Assignment
The response should contain only those lines of the entries below that include the string "infrastruktur".
··· Records shown ···
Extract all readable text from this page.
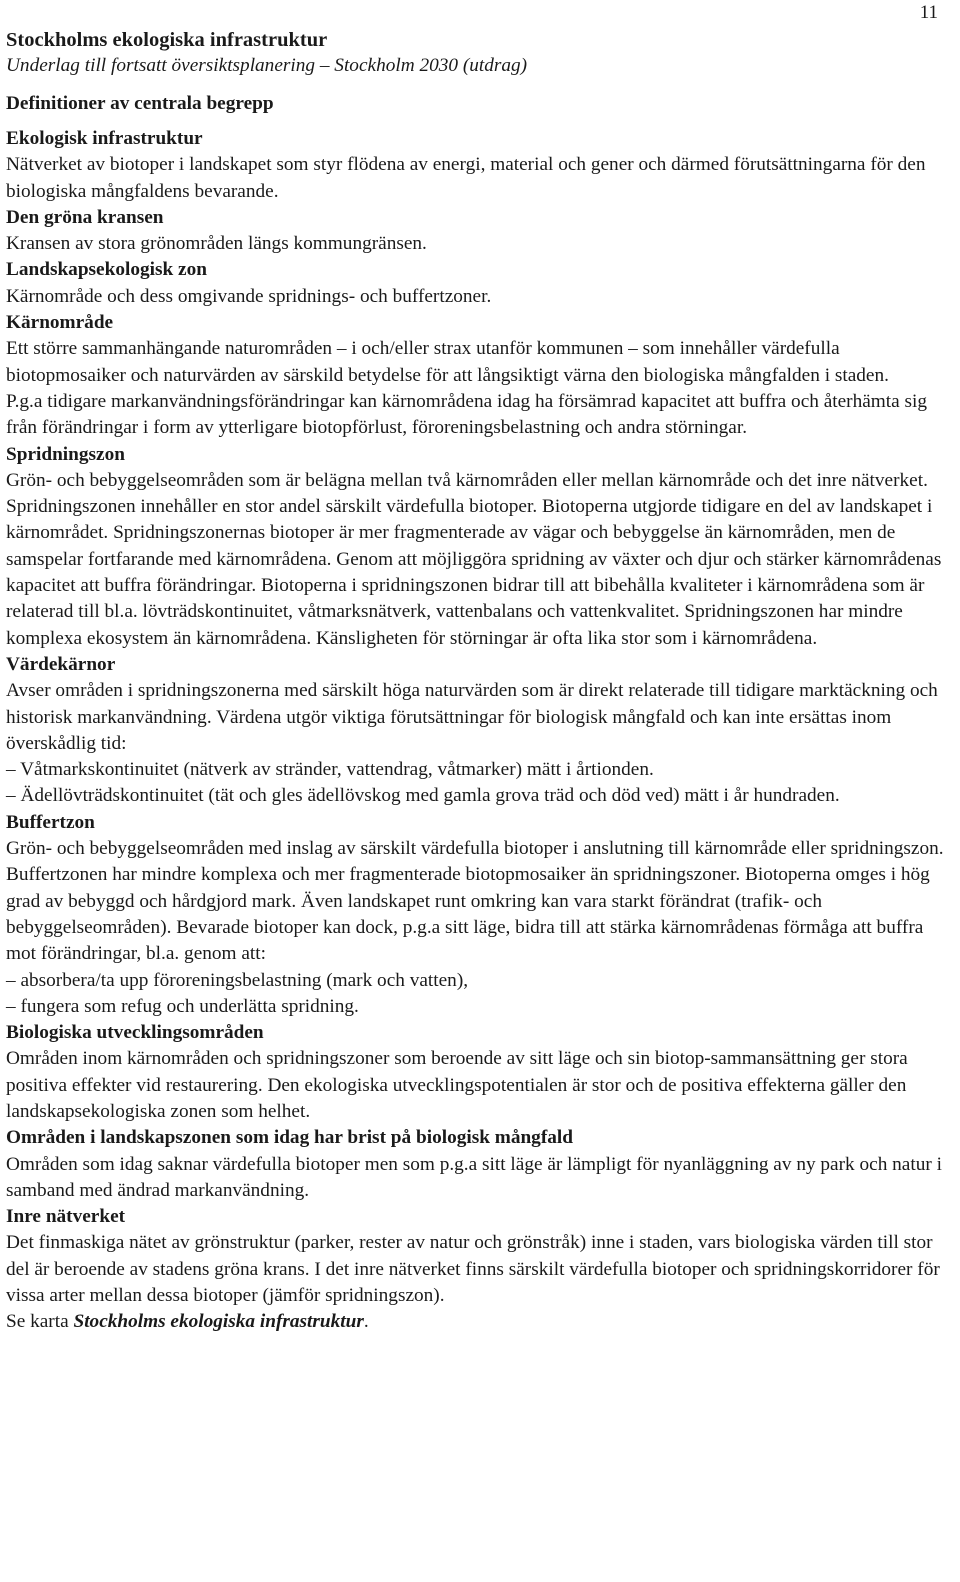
11
Stockholms ekologiska infrastruktur
Underlag till fortsatt översiktsplanering – Stockholm 2030 (utdrag)
Definitioner av centrala begrepp
Ekologisk infrastruktur

Nätverket av biotoper i landskapet som styr flödena av energi, material och gener och därmed förutsättningarna för den biologiska mångfaldens bevarande.

Den gröna kransen

Kransen av stora grönområden längs kommungränsen.

Landskapsekologisk zon

Kärnområde och dess omgivande spridnings- och buffertzoner.

Kärnområde

Ett större sammanhängande naturområden – i och/eller strax utanför kommunen – som innehåller värdefulla biotopmosaiker och naturvärden av särskild betydelse för att långsiktigt värna den biologiska mångfalden i staden.

P.g.a tidigare markanvändningsförändringar kan kärnområdena idag ha försämrad kapacitet att buffra och återhämta sig från förändringar i form av ytterligare biotopförlust, föroreningsbelastning och andra störningar.

Spridningszon

Grön- och bebyggelseområden som är belägna mellan två kärnområden eller mellan kärnområde och det inre nätverket.

Spridningszonen innehåller en stor andel särskilt värdefulla biotoper. Biotoperna utgjorde tidigare en del av landskapet i kärnområdet. Spridningszonernas biotoper är mer fragmenterade av vägar och bebyggelse än kärnområden, men de samspelar fortfarande med kärnområdena. Genom att möjliggöra spridning av växter och djur och stärker kärnområdenas kapacitet att buffra förändringar. Biotoperna i spridningszonen bidrar till att bibehålla kvaliteter i kärnområdena som är relaterad till bl.a. lövträdskontinuitet, våtmarksnätverk, vattenbalans och vattenkvalitet. Spridningszonen har mindre komplexa ekosystem än kärnområdena. Känsligheten för störningar är ofta lika stor som i kärnområdena.

Värdekärnor

Avser områden i spridningszonerna med särskilt höga naturvärden som är direkt relaterade till tidigare marktäckning och historisk markanvändning. Värdena utgör viktiga förutsättningar för biologisk mångfald och kan inte ersättas inom överskådlig tid:

– Våtmarkskontinuitet (nätverk av stränder, vattendrag, våtmarker) mätt i årtionden.

– Ädellövträdskontinuitet (tät och gles ädellövskog med gamla grova träd och död ved) mätt i år hundraden.

Buffertzon

Grön- och bebyggelseområden med inslag av särskilt värdefulla biotoper i anslutning till kärnområde eller spridningszon.

Buffertzonen har mindre komplexa och mer fragmenterade biotopmosaiker än spridningszoner. Biotoperna omges i hög grad av bebyggd och hårdgjord mark. Även landskapet runt omkring kan vara starkt förändrat (trafik- och bebyggelseområden). Bevarade biotoper kan dock, p.g.a sitt läge, bidra till att stärka kärnområdenas förmåga att buffra mot förändringar, bl.a. genom att:

– absorbera/ta upp föroreningsbelastning (mark och vatten),

– fungera som refug och underlätta spridning.

Biologiska utvecklingsområden

Områden inom kärnområden och spridningszoner som beroende av sitt läge och sin biotop-sammansättning ger stora positiva effekter vid restaurering. Den ekologiska utvecklingspotentialen är stor och de positiva effekterna gäller den landskapsekologiska zonen som helhet.

Områden i landskapszonen som idag har brist på biologisk mångfald

Områden som idag saknar värdefulla biotoper men som p.g.a sitt läge är lämpligt för nyanläggning av ny park och natur i samband med ändrad markanvändning.

Inre nätverket

Det finmaskiga nätet av grönstruktur (parker, rester av natur och grönstråk) inne i staden, vars biologiska värden till stor del är beroende av stadens gröna krans. I det inre nätverket finns särskilt värdefulla biotoper och spridningskorridorer för vissa arter mellan dessa biotoper (jämför spridningszon).

Se karta Stockholms ekologiska infrastruktur.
···
Task output
Stockholms ekologiska infrastruktur
Ekologisk infrastruktur
Se karta Stockholms ekologiska infrastruktur.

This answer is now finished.